Problem details
Leave out the pictures and repeat the rest of the material exactly.

Data records

— start —

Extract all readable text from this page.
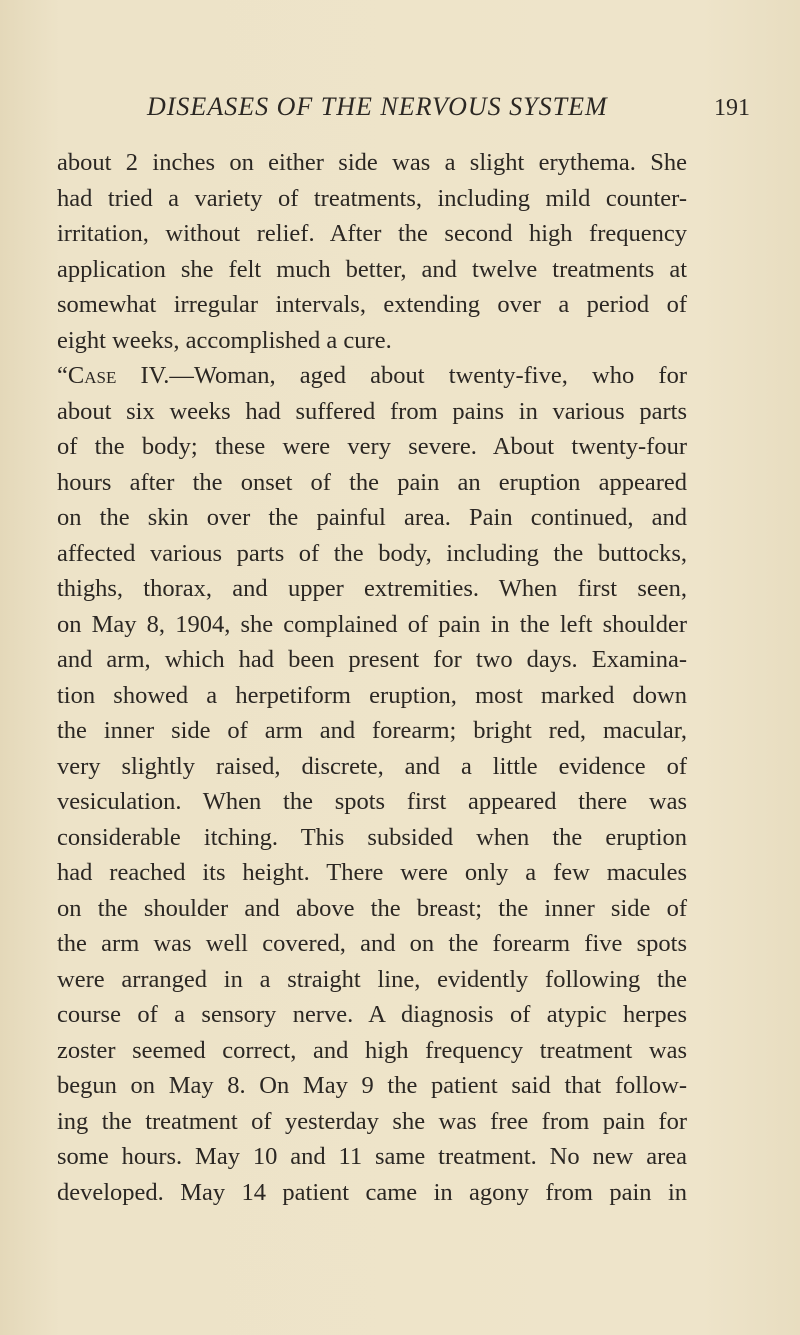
DISEASES OF THE NERVOUS SYSTEM	191
about 2 inches on either side was a slight erythema. She
had tried a variety of treatments, including mild counter-
irritation, without relief. After the second high frequency
application she felt much better, and twelve treatments at
somewhat irregular intervals, extending over a period of
eight weeks, accomplished a cure.
“Case IV.—Woman, aged about twenty-five, who for
about six weeks had suffered from pains in various parts
of the body; these were very severe. About twenty-four
hours after the onset of the pain an eruption appeared
on the skin over the painful area. Pain continued, and
affected various parts of the body, including the buttocks,
thighs, thorax, and upper extremities. When first seen,
on May 8, 1904, she complained of pain in the left shoulder
and arm, which had been present for two days. Examina-
tion showed a herpetiform eruption, most marked down
the inner side of arm and forearm; bright red, macular,
very slightly raised, discrete, and a little evidence of
vesiculation. When the spots first appeared there was
considerable itching. This subsided when the eruption
had reached its height. There were only a few macules
on the shoulder and above the breast; the inner side of
the arm was well covered, and on the forearm five spots
were arranged in a straight line, evidently following the
course of a sensory nerve. A diagnosis of atypic herpes
zoster seemed correct, and high frequency treatment was
begun on May 8. On May 9 the patient said that follow-
ing the treatment of yesterday she was free from pain for
some hours. May 10 and 11 same treatment. No new area
developed. May 14 patient came in agony from pain in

— end —

Result of this exercise
Extract all readable text from this page.
DISEASES OF THE NERVOUS SYSTEM	191
about 2 inches on either side was a slight erythema. She
had tried a variety of treatments, including mild counter-
irritation, without relief. After the second high frequency
application she felt much better, and twelve treatments at
somewhat irregular intervals, extending over a period of
eight weeks, accomplished a cure.
“Case IV.—Woman, aged about twenty-five, who for
about six weeks had suffered from pains in various parts
of the body; these were very severe. About twenty-four
hours after the onset of the pain an eruption appeared
on the skin over the painful area. Pain continued, and
affected various parts of the body, including the buttocks,
thighs, thorax, and upper extremities. When first seen,
on May 8, 1904, she complained of pain in the left shoulder
and arm, which had been present for two days. Examina-
tion showed a herpetiform eruption, most marked down
the inner side of arm and forearm; bright red, macular,
very slightly raised, discrete, and a little evidence of
vesiculation. When the spots first appeared there was
considerable itching. This subsided when the eruption
had reached its height. There were only a few macules
on the shoulder and above the breast; the inner side of
the arm was well covered, and on the forearm five spots
were arranged in a straight line, evidently following the
course of a sensory nerve. A diagnosis of atypic herpes
zoster seemed correct, and high frequency treatment was
begun on May 8. On May 9 the patient said that follow-
ing the treatment of yesterday she was free from pain for
some hours. May 10 and 11 same treatment. No new area
developed. May 14 patient came in agony from pain in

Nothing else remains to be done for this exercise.